Aim: Copy the data that follows exactly. Include no pictures.

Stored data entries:
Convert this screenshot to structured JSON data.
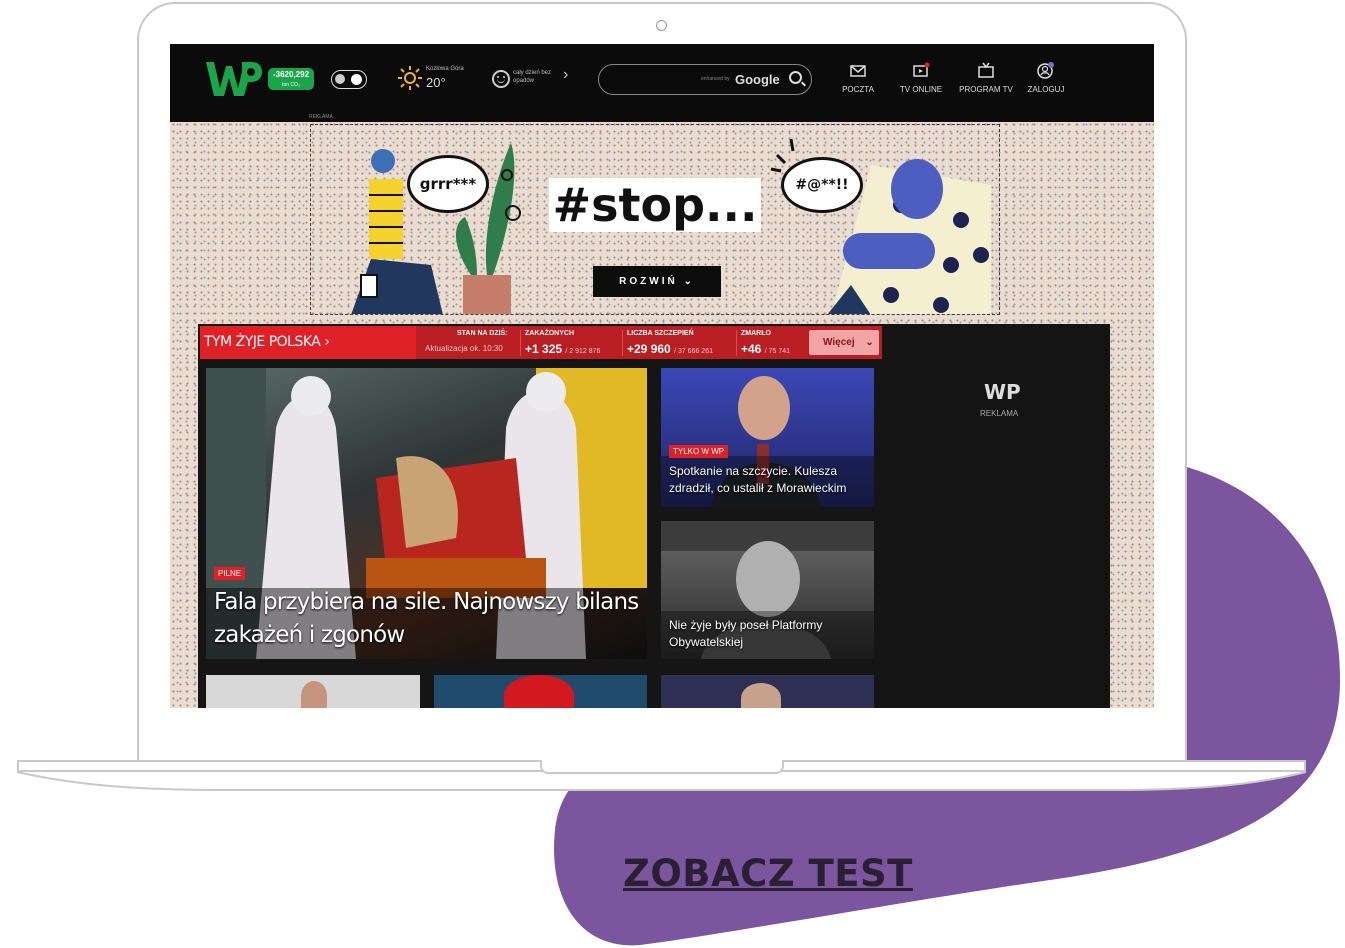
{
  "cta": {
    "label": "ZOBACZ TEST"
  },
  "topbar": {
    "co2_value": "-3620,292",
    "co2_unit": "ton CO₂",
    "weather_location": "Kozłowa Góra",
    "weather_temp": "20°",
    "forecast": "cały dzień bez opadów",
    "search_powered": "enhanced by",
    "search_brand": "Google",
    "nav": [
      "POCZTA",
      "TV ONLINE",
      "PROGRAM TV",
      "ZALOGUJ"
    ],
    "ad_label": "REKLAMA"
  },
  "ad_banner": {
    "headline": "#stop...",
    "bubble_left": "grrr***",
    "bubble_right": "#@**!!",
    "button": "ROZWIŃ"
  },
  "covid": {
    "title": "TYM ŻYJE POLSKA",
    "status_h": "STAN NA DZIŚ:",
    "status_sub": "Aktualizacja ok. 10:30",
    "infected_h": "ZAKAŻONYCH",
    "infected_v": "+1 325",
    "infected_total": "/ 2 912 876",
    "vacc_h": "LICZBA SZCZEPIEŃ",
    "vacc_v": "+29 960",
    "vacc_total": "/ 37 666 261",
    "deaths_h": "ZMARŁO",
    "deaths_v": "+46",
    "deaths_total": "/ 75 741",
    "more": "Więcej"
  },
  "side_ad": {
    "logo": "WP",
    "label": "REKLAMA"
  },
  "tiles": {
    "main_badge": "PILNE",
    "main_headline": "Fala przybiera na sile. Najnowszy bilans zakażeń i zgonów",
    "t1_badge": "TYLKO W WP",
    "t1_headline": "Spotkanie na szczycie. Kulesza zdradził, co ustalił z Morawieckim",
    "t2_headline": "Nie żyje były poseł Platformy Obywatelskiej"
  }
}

Response to this exercise:
Convert this screenshot to structured JSON data.
{
  "cta": {
    "label": "ZOBACZ TEST"
  },
  "topbar": {
    "co2_value": "-3620,292",
    "co2_unit": "ton CO₂",
    "weather_location": "Kozłowa Góra",
    "weather_temp": "20°",
    "forecast": "cały dzień bez opadów",
    "search_powered": "enhanced by",
    "search_brand": "Google",
    "nav": [
      "POCZTA",
      "TV ONLINE",
      "PROGRAM TV",
      "ZALOGUJ"
    ],
    "ad_label": "REKLAMA"
  },
  "ad_banner": {
    "headline": "#stop...",
    "bubble_left": "grrr***",
    "bubble_right": "#@**!!",
    "button": "ROZWIŃ"
  },
  "covid": {
    "title": "TYM ŻYJE POLSKA",
    "status_h": "STAN NA DZIŚ:",
    "status_sub": "Aktualizacja ok. 10:30",
    "infected_h": "ZAKAŻONYCH",
    "infected_v": "+1 325",
    "infected_total": "/ 2 912 876",
    "vacc_h": "LICZBA SZCZEPIEŃ",
    "vacc_v": "+29 960",
    "vacc_total": "/ 37 666 261",
    "deaths_h": "ZMARŁO",
    "deaths_v": "+46",
    "deaths_total": "/ 75 741",
    "more": "Więcej"
  },
  "side_ad": {
    "logo": "WP",
    "label": "REKLAMA"
  },
  "tiles": {
    "main_badge": "PILNE",
    "main_headline": "Fala przybiera na sile. Najnowszy bilans zakażeń i zgonów",
    "t1_badge": "TYLKO W WP",
    "t1_headline": "Spotkanie na szczycie. Kulesza zdradził, co ustalił z Morawieckim",
    "t2_headline": "Nie żyje były poseł Platformy Obywatelskiej"
  }
}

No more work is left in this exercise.